# Problem to work on
Rewrite the listing with each "Datenverbrauch" changed to "Datennutzung", keeping every other character the same.

# Records shown
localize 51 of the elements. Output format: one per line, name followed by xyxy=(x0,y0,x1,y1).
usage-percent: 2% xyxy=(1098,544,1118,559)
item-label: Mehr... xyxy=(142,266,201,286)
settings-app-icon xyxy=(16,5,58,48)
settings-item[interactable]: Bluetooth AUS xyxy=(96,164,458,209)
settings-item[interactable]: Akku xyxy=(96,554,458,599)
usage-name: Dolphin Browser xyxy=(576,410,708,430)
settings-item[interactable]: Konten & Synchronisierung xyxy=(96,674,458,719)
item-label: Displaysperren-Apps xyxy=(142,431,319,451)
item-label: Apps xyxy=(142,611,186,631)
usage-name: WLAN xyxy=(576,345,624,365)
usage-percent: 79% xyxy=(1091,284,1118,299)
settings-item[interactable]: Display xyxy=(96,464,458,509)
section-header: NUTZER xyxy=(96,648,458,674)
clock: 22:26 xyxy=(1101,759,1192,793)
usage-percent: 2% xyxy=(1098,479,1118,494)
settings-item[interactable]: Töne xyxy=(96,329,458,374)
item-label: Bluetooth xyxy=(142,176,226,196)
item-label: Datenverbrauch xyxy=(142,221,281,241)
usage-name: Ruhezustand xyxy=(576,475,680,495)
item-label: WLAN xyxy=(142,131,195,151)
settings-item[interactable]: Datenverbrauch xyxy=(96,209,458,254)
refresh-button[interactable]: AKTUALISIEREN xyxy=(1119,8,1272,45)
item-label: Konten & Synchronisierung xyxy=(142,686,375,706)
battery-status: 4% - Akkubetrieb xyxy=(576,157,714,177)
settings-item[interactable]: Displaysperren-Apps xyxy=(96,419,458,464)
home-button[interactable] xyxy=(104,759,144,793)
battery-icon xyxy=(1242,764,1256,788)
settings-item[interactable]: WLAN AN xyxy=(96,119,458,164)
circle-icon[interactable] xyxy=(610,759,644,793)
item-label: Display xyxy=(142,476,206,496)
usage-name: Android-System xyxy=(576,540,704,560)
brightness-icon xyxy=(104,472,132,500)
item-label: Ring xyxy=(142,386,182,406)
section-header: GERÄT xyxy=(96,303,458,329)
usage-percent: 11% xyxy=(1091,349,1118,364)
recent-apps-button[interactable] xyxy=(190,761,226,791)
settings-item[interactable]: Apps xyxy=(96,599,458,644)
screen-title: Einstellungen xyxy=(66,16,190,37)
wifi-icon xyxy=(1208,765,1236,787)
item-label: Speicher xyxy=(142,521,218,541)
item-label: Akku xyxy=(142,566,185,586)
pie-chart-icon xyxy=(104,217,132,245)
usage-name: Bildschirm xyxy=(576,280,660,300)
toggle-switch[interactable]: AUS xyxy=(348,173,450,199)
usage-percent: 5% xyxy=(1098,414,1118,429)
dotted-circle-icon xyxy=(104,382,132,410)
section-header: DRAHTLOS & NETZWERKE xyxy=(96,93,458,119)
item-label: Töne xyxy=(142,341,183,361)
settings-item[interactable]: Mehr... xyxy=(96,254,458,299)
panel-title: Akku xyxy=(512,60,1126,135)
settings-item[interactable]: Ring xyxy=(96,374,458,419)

# Solved exercise
localize 51 of the elements. Output format: one per line, name followed by xyxy=(x0,y0,x1,y1).
usage-percent: 2% xyxy=(1098,544,1118,559)
item-label: Mehr... xyxy=(142,266,201,286)
settings-app-icon xyxy=(16,5,58,48)
settings-item[interactable]: Bluetooth AUS xyxy=(96,164,458,209)
settings-item[interactable]: Akku xyxy=(96,554,458,599)
usage-name: Dolphin Browser xyxy=(576,410,708,430)
settings-item[interactable]: Konten & Synchronisierung xyxy=(96,674,458,719)
item-label: Displaysperren-Apps xyxy=(142,431,319,451)
item-label: Apps xyxy=(142,611,186,631)
usage-name: WLAN xyxy=(576,345,624,365)
usage-percent: 79% xyxy=(1091,284,1118,299)
settings-item[interactable]: Display xyxy=(96,464,458,509)
section-header: NUTZER xyxy=(96,648,458,674)
clock: 22:26 xyxy=(1101,759,1192,793)
usage-percent: 2% xyxy=(1098,479,1118,494)
settings-item[interactable]: Töne xyxy=(96,329,458,374)
item-label: Bluetooth xyxy=(142,176,226,196)
item-label: Datennutzung xyxy=(142,221,281,241)
usage-name: Ruhezustand xyxy=(576,475,680,495)
item-label: WLAN xyxy=(142,131,195,151)
settings-item[interactable]: Datennutzung xyxy=(96,209,458,254)
refresh-button[interactable]: AKTUALISIEREN xyxy=(1119,8,1272,45)
item-label: Konten & Synchronisierung xyxy=(142,686,375,706)
battery-status: 4% - Akkubetrieb xyxy=(576,157,714,177)
settings-item[interactable]: Displaysperren-Apps xyxy=(96,419,458,464)
home-button[interactable] xyxy=(104,759,144,793)
battery-icon xyxy=(1242,764,1256,788)
settings-item[interactable]: WLAN AN xyxy=(96,119,458,164)
circle-icon[interactable] xyxy=(610,759,644,793)
item-label: Display xyxy=(142,476,206,496)
usage-name: Android-System xyxy=(576,540,704,560)
brightness-icon xyxy=(104,472,132,500)
item-label: Ring xyxy=(142,386,182,406)
section-header: GERÄT xyxy=(96,303,458,329)
usage-percent: 11% xyxy=(1091,349,1118,364)
recent-apps-button[interactable] xyxy=(190,761,226,791)
settings-item[interactable]: Apps xyxy=(96,599,458,644)
screen-title: Einstellungen xyxy=(66,16,190,37)
wifi-icon xyxy=(1208,765,1236,787)
item-label: Speicher xyxy=(142,521,218,541)
item-label: Akku xyxy=(142,566,185,586)
pie-chart-icon xyxy=(104,217,132,245)
usage-name: Bildschirm xyxy=(576,280,660,300)
toggle-switch[interactable]: AUS xyxy=(348,173,450,199)
usage-percent: 5% xyxy=(1098,414,1118,429)
dotted-circle-icon xyxy=(104,382,132,410)
section-header: DRAHTLOS & NETZWERKE xyxy=(96,93,458,119)
item-label: Töne xyxy=(142,341,183,361)
settings-item[interactable]: Mehr... xyxy=(96,254,458,299)
panel-title: Akku xyxy=(512,60,1126,135)
settings-item[interactable]: Ring xyxy=(96,374,458,419)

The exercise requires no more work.